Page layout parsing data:
○ ○ ○

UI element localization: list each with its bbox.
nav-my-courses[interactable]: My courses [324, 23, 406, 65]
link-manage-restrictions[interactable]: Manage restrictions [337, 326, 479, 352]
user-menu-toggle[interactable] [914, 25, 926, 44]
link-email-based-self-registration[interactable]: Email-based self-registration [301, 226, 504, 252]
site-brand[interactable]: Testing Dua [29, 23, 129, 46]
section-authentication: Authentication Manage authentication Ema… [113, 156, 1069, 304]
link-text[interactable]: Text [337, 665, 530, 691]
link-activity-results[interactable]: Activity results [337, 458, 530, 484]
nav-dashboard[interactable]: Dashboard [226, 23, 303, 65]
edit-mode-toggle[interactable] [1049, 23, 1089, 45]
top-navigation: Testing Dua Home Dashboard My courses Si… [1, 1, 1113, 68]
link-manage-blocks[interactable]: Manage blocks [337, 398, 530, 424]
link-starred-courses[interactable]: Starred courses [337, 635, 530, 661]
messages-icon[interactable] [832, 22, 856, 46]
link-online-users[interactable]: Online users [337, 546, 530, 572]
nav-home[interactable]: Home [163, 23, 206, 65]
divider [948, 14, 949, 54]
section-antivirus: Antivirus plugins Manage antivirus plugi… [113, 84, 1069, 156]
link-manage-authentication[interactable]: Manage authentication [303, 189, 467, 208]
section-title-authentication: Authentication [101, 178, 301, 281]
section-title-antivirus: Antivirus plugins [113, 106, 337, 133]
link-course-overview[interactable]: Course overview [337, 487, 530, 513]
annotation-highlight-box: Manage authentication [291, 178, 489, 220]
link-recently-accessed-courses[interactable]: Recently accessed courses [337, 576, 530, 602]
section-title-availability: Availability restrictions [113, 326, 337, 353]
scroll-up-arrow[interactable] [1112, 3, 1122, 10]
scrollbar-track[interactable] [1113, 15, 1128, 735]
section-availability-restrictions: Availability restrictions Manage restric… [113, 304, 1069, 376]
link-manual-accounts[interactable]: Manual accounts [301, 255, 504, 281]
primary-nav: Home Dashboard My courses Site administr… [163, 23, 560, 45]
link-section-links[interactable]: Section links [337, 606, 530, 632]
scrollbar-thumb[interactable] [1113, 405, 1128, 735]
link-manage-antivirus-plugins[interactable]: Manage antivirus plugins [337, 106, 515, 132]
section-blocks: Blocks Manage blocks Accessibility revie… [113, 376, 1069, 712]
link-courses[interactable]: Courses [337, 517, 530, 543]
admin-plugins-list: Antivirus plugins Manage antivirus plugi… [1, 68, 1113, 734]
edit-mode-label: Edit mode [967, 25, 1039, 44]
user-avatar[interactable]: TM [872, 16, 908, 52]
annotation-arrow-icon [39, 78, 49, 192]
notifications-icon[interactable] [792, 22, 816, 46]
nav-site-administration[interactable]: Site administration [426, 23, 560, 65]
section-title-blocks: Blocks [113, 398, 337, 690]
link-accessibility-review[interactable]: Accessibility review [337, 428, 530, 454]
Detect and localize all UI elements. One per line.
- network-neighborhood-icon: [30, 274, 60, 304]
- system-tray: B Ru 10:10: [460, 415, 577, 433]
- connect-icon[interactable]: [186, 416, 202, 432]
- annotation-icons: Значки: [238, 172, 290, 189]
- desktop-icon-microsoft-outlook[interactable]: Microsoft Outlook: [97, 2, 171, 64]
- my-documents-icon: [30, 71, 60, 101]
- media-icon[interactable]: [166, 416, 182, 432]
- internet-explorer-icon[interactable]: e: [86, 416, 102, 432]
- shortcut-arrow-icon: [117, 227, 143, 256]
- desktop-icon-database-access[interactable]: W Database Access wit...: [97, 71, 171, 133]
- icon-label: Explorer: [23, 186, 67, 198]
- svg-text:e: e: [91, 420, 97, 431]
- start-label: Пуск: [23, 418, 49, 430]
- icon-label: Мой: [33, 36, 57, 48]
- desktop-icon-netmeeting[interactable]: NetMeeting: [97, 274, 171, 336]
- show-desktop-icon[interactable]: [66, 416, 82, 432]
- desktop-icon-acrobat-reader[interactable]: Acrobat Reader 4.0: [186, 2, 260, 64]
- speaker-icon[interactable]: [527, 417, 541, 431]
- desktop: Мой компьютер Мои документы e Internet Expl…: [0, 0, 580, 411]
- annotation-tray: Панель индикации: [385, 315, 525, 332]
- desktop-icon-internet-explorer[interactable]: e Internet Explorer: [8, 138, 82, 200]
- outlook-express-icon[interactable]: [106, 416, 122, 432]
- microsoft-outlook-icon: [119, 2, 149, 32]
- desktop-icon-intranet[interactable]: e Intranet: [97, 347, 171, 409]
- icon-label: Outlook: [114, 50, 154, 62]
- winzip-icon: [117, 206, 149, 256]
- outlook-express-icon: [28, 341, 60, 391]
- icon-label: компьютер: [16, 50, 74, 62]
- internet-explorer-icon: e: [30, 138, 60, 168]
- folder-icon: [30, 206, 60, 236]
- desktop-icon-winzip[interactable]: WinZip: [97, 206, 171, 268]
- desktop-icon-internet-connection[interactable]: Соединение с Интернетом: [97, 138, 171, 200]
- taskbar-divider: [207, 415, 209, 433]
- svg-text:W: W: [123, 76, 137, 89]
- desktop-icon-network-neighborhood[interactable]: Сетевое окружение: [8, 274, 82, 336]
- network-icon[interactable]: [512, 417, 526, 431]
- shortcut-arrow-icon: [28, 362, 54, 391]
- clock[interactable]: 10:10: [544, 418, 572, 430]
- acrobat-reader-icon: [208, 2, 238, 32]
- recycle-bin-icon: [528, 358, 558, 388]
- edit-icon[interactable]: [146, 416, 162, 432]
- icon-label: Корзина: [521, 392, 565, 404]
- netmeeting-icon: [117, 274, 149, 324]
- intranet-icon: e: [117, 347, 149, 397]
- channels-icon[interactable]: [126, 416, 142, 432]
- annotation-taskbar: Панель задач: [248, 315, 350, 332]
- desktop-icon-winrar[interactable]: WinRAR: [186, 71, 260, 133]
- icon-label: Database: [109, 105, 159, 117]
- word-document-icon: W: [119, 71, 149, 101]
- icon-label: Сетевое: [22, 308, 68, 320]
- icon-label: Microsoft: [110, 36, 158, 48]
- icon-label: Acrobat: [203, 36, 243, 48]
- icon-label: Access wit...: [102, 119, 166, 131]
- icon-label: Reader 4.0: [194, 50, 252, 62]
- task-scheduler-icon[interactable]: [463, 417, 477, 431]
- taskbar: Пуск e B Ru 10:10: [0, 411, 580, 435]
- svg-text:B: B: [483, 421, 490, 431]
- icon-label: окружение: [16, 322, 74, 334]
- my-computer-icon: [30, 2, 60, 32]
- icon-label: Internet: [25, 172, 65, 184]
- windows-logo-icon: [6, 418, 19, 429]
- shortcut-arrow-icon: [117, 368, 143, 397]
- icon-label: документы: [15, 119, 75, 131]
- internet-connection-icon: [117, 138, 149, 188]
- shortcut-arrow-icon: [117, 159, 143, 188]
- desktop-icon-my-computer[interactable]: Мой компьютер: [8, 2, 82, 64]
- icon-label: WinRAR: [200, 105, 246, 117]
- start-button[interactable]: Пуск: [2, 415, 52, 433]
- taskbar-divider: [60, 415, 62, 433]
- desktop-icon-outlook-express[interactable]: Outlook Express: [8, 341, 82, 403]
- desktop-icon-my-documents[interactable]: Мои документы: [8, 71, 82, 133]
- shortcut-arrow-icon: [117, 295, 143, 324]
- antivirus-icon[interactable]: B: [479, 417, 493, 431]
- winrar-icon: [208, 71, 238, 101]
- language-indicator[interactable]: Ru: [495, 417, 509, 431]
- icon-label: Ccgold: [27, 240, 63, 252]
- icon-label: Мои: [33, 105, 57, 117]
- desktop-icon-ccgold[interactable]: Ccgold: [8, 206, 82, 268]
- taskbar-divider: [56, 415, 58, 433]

○ ○ ○

* **How to complete this task**:
If a line in the entries above contains "text", report it.

* **Task answer**:
link-text[interactable]: Text [337, 665, 530, 691]
- svg-text:e: e: [91, 420, 97, 431]
- svg-text:W: W: [123, 76, 137, 89]
- svg-text:B: B: [483, 421, 490, 431]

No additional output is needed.